• [WHAT TO WORK ON] Pick every line from the data that holds the word "StatusCode".

• [Data records]
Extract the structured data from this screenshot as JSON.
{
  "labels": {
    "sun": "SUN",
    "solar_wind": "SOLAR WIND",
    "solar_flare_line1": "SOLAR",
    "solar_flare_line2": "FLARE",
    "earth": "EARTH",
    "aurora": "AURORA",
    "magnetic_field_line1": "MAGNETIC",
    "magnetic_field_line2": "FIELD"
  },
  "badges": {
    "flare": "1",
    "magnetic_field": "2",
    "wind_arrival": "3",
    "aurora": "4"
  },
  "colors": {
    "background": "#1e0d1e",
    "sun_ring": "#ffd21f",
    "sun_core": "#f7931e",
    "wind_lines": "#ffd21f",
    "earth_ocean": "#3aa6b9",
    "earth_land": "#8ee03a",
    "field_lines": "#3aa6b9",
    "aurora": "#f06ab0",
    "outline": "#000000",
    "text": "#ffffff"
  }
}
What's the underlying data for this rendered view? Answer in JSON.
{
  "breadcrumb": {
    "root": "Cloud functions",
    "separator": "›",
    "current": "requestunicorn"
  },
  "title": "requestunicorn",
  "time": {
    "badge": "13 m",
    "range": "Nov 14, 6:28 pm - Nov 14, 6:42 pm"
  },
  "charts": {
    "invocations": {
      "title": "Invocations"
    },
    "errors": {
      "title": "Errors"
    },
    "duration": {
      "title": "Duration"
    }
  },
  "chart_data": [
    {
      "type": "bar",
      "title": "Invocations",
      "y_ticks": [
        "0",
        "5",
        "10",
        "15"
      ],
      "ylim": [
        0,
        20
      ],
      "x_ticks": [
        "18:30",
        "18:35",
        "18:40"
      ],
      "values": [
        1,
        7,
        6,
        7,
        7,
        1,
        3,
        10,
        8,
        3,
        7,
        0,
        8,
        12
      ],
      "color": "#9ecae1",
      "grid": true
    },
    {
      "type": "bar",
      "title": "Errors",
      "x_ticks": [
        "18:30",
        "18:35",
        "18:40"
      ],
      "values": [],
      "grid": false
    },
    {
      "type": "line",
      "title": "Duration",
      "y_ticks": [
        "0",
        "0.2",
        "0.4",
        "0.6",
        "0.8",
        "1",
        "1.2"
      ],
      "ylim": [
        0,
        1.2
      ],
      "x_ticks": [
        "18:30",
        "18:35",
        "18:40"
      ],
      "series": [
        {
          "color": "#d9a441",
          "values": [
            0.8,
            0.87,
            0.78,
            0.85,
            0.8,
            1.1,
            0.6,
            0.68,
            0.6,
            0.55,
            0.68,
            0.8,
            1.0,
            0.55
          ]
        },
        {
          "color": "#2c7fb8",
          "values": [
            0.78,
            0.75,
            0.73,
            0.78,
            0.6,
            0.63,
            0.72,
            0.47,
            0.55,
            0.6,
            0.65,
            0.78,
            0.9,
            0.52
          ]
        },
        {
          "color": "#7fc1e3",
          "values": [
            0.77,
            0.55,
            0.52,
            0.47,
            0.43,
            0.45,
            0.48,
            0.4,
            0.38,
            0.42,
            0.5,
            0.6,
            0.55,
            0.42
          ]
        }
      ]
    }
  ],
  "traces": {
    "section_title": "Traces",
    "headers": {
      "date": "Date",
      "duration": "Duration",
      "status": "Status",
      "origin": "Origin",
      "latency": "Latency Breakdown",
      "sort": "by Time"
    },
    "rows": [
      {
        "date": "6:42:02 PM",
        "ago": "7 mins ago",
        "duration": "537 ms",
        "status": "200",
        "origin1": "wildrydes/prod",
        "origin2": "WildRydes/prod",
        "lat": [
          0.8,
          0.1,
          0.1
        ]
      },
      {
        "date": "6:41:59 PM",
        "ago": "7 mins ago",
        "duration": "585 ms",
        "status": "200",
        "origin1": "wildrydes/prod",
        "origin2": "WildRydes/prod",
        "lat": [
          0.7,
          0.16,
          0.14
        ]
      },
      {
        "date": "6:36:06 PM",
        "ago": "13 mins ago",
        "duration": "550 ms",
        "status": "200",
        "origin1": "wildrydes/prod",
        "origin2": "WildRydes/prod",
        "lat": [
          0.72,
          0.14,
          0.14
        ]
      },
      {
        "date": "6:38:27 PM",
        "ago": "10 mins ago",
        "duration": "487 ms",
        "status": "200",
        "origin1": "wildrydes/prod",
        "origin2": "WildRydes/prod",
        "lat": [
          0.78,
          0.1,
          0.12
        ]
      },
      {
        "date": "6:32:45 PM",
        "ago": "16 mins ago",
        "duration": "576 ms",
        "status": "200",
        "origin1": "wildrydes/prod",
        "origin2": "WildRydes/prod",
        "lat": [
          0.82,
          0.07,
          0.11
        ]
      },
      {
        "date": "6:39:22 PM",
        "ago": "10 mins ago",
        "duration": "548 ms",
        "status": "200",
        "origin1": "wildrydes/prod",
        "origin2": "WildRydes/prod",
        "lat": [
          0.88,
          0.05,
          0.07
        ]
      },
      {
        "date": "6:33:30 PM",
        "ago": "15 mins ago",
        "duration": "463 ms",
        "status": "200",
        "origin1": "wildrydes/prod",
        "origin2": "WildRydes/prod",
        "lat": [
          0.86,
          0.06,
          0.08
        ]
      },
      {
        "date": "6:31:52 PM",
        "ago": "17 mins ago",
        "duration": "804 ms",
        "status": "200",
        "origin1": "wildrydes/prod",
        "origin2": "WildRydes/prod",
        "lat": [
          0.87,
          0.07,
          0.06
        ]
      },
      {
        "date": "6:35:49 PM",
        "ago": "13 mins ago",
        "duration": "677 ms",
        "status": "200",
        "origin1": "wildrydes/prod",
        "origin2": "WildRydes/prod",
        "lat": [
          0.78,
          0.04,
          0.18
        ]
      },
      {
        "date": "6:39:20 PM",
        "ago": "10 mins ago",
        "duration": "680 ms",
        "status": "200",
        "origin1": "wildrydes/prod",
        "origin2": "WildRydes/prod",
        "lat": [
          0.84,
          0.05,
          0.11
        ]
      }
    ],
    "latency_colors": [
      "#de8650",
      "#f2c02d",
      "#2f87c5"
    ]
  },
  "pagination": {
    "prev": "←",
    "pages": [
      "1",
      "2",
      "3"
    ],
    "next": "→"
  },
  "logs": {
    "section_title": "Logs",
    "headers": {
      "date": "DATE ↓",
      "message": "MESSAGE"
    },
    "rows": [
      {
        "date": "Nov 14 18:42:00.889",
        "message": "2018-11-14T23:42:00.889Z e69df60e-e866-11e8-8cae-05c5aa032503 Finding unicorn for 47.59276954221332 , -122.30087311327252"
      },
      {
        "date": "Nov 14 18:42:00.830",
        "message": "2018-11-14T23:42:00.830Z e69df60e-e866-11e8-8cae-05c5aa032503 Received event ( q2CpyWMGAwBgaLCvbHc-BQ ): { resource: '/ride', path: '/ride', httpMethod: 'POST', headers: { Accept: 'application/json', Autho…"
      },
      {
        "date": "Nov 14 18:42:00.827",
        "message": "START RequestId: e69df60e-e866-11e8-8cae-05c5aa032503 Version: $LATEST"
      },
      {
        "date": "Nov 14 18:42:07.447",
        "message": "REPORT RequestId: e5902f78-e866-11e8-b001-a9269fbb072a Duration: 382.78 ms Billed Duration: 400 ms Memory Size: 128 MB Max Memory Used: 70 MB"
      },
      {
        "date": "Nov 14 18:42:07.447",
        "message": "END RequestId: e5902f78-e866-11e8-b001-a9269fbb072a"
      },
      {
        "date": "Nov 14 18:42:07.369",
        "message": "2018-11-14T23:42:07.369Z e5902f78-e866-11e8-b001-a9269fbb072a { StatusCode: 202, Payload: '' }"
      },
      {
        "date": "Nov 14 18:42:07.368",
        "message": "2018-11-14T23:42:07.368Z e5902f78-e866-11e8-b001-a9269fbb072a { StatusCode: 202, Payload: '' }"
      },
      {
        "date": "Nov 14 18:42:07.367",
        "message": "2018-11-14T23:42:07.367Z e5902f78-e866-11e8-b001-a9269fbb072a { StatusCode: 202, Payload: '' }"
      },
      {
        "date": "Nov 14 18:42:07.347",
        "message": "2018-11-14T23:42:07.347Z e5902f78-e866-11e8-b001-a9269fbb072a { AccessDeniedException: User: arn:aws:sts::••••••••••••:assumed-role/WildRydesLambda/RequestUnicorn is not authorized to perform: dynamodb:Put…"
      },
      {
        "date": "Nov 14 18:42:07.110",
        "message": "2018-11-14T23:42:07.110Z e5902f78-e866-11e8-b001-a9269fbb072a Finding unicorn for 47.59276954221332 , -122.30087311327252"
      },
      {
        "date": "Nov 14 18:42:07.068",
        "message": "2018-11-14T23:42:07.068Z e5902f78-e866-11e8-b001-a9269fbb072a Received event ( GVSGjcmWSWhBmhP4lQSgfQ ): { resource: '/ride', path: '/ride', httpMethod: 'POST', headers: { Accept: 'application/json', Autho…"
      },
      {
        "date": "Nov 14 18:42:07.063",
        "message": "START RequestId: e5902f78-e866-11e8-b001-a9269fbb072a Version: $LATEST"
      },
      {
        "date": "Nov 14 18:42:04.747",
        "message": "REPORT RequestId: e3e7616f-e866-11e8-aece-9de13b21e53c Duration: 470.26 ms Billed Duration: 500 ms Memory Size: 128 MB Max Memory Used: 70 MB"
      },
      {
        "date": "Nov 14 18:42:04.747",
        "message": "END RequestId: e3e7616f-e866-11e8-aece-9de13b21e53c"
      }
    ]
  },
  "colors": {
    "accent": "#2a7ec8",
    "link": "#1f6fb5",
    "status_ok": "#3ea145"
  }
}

• [ANSWER TO THE TASK]
        "message": "2018-11-14T23:42:07.369Z e5902f78-e866-11e8-b001-a9269fbb072a { StatusCode: 202, Payload: '' }"
        "message": "2018-11-14T23:42:07.368Z e5902f78-e866-11e8-b001-a9269fbb072a { StatusCode: 202, Payload: '' }"
        "message": "2018-11-14T23:42:07.367Z e5902f78-e866-11e8-b001-a9269fbb072a { StatusCode: 202, Payload: '' }"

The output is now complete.